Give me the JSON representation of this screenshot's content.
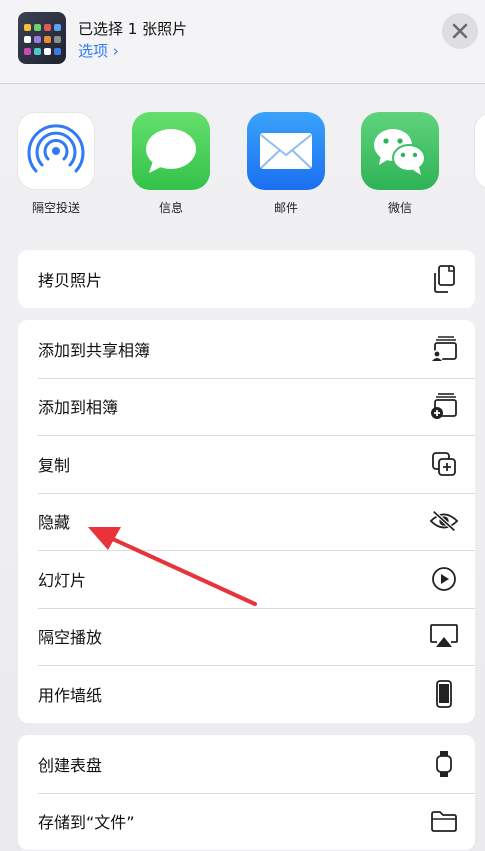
{
  "header": {
    "title": "已选择 1 张照片",
    "options_label": "选项 ›"
  },
  "apps": [
    {
      "label": "隔空投送",
      "icon": "airdrop-icon",
      "color": "#2f7bf5"
    },
    {
      "label": "信息",
      "icon": "messages-icon",
      "color": "#4cd964"
    },
    {
      "label": "邮件",
      "icon": "mail-icon",
      "color": "#2a8cf7"
    },
    {
      "label": "微信",
      "icon": "wechat-icon",
      "color": "#3ec16a"
    }
  ],
  "groups": [
    {
      "items": [
        {
          "label": "拷贝照片",
          "icon": "copy-photo-icon"
        }
      ]
    },
    {
      "items": [
        {
          "label": "添加到共享相簿",
          "icon": "shared-album-icon"
        },
        {
          "label": "添加到相簿",
          "icon": "add-album-icon"
        },
        {
          "label": "复制",
          "icon": "duplicate-icon"
        },
        {
          "label": "隐藏",
          "icon": "eye-slash-icon"
        },
        {
          "label": "幻灯片",
          "icon": "play-circle-icon"
        },
        {
          "label": "隔空播放",
          "icon": "airplay-icon"
        },
        {
          "label": "用作墙纸",
          "icon": "phone-icon"
        }
      ]
    },
    {
      "items": [
        {
          "label": "创建表盘",
          "icon": "watch-icon"
        },
        {
          "label": "存储到“文件”",
          "icon": "folder-icon"
        }
      ]
    }
  ],
  "colors": {
    "accent": "#2f7bf5",
    "annotation_arrow": "#e8333a"
  }
}
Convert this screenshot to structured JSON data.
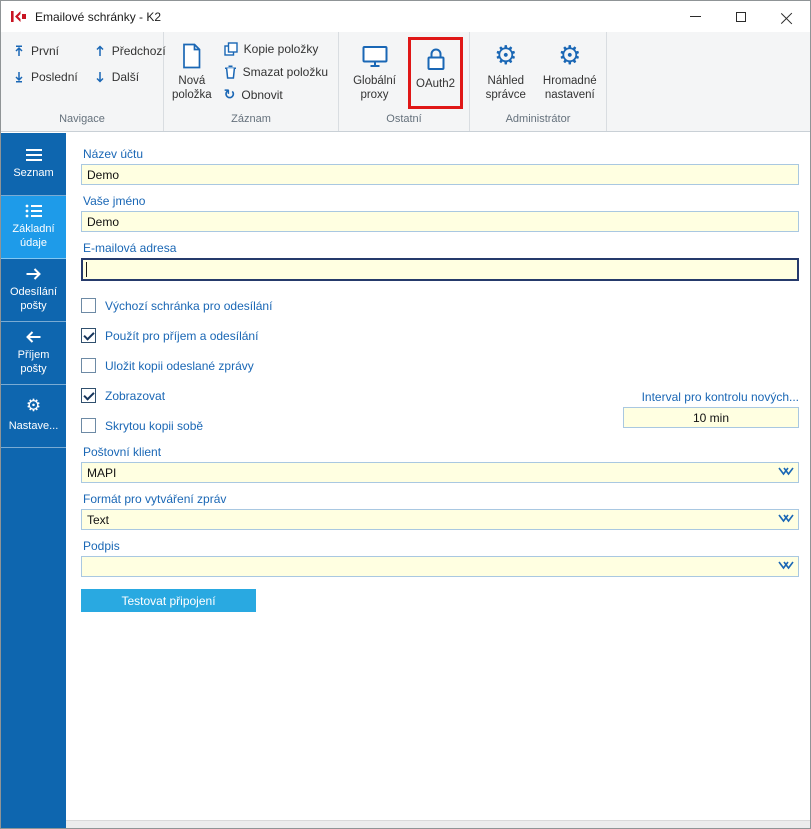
{
  "window": {
    "title": "Emailové schránky - K2"
  },
  "ribbon": {
    "navigace": {
      "label": "Navigace",
      "first": "První",
      "last": "Poslední",
      "prev": "Předchozí",
      "next": "Další"
    },
    "zaznam": {
      "label": "Záznam",
      "new": "Nová položka",
      "copy": "Kopie položky",
      "delete": "Smazat položku",
      "refresh": "Obnovit"
    },
    "ostatni": {
      "label": "Ostatní",
      "proxy": "Globální proxy",
      "oauth": "OAuth2"
    },
    "administrator": {
      "label": "Administrátor",
      "preview": "Náhled správce",
      "bulk": "Hromadné nastavení"
    }
  },
  "sidebar": {
    "items": [
      {
        "label": "Seznam"
      },
      {
        "label": "Základní údaje"
      },
      {
        "label": "Odesílání pošty"
      },
      {
        "label": "Příjem pošty"
      },
      {
        "label": "Nastave..."
      }
    ]
  },
  "form": {
    "nazev_uctu": {
      "label": "Název účtu",
      "value": "Demo"
    },
    "vase_jmeno": {
      "label": "Vaše jméno",
      "value": "Demo"
    },
    "email": {
      "label": "E-mailová adresa",
      "value": ""
    },
    "checkboxes": [
      {
        "label": "Výchozí schránka pro odesílání",
        "checked": "false"
      },
      {
        "label": "Použít pro příjem a odesílání",
        "checked": "true"
      },
      {
        "label": "Uložit kopii odeslané zprávy",
        "checked": "false"
      },
      {
        "label": "Zobrazovat",
        "checked": "true"
      },
      {
        "label": "Skrytou kopii sobě",
        "checked": "false"
      }
    ],
    "interval": {
      "label": "Interval pro kontrolu nových...",
      "value": "10 min"
    },
    "klient": {
      "label": "Poštovní klient",
      "value": "MAPI"
    },
    "format": {
      "label": "Formát pro vytváření zpráv",
      "value": "Text"
    },
    "podpis": {
      "label": "Podpis",
      "value": ""
    },
    "test_button": "Testovat připojení"
  },
  "colors": {
    "sidebar_bg": "#0e66af",
    "sidebar_selected": "#1e9be9",
    "label_blue": "#1a67b5",
    "input_bg": "#ffffe1",
    "highlight_red": "#e01717",
    "test_button_bg": "#29a9e1"
  }
}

To be done → Nothing but the pictures may be dropped; output the records above exactly.

Answer to the problem →
Give me the JSON representation of this screenshot's content.
{
  "header": {
    "title": "已选择 1 张照片",
    "options_label": "选项 ›"
  },
  "apps": [
    {
      "label": "隔空投送",
      "icon": "airdrop-icon",
      "color": "#2f7bf5"
    },
    {
      "label": "信息",
      "icon": "messages-icon",
      "color": "#4cd964"
    },
    {
      "label": "邮件",
      "icon": "mail-icon",
      "color": "#2a8cf7"
    },
    {
      "label": "微信",
      "icon": "wechat-icon",
      "color": "#3ec16a"
    }
  ],
  "groups": [
    {
      "items": [
        {
          "label": "拷贝照片",
          "icon": "copy-photo-icon"
        }
      ]
    },
    {
      "items": [
        {
          "label": "添加到共享相簿",
          "icon": "shared-album-icon"
        },
        {
          "label": "添加到相簿",
          "icon": "add-album-icon"
        },
        {
          "label": "复制",
          "icon": "duplicate-icon"
        },
        {
          "label": "隐藏",
          "icon": "eye-slash-icon"
        },
        {
          "label": "幻灯片",
          "icon": "play-circle-icon"
        },
        {
          "label": "隔空播放",
          "icon": "airplay-icon"
        },
        {
          "label": "用作墙纸",
          "icon": "phone-icon"
        }
      ]
    },
    {
      "items": [
        {
          "label": "创建表盘",
          "icon": "watch-icon"
        },
        {
          "label": "存储到“文件”",
          "icon": "folder-icon"
        }
      ]
    }
  ],
  "colors": {
    "accent": "#2f7bf5",
    "annotation_arrow": "#e8333a"
  }
}
Convert this screenshot to structured JSON data.
{
  "window": {
    "title": "Emailové schránky - K2"
  },
  "ribbon": {
    "navigace": {
      "label": "Navigace",
      "first": "První",
      "last": "Poslední",
      "prev": "Předchozí",
      "next": "Další"
    },
    "zaznam": {
      "label": "Záznam",
      "new": "Nová položka",
      "copy": "Kopie položky",
      "delete": "Smazat položku",
      "refresh": "Obnovit"
    },
    "ostatni": {
      "label": "Ostatní",
      "proxy": "Globální proxy",
      "oauth": "OAuth2"
    },
    "administrator": {
      "label": "Administrátor",
      "preview": "Náhled správce",
      "bulk": "Hromadné nastavení"
    }
  },
  "sidebar": {
    "items": [
      {
        "label": "Seznam"
      },
      {
        "label": "Základní údaje"
      },
      {
        "label": "Odesílání pošty"
      },
      {
        "label": "Příjem pošty"
      },
      {
        "label": "Nastave..."
      }
    ]
  },
  "form": {
    "nazev_uctu": {
      "label": "Název účtu",
      "value": "Demo"
    },
    "vase_jmeno": {
      "label": "Vaše jméno",
      "value": "Demo"
    },
    "email": {
      "label": "E-mailová adresa",
      "value": ""
    },
    "checkboxes": [
      {
        "label": "Výchozí schránka pro odesílání",
        "checked": "false"
      },
      {
        "label": "Použít pro příjem a odesílání",
        "checked": "true"
      },
      {
        "label": "Uložit kopii odeslané zprávy",
        "checked": "false"
      },
      {
        "label": "Zobrazovat",
        "checked": "true"
      },
      {
        "label": "Skrytou kopii sobě",
        "checked": "false"
      }
    ],
    "interval": {
      "label": "Interval pro kontrolu nových...",
      "value": "10 min"
    },
    "klient": {
      "label": "Poštovní klient",
      "value": "MAPI"
    },
    "format": {
      "label": "Formát pro vytváření zpráv",
      "value": "Text"
    },
    "podpis": {
      "label": "Podpis",
      "value": ""
    },
    "test_button": "Testovat připojení"
  },
  "colors": {
    "sidebar_bg": "#0e66af",
    "sidebar_selected": "#1e9be9",
    "label_blue": "#1a67b5",
    "input_bg": "#ffffe1",
    "highlight_red": "#e01717",
    "test_button_bg": "#29a9e1"
  }
}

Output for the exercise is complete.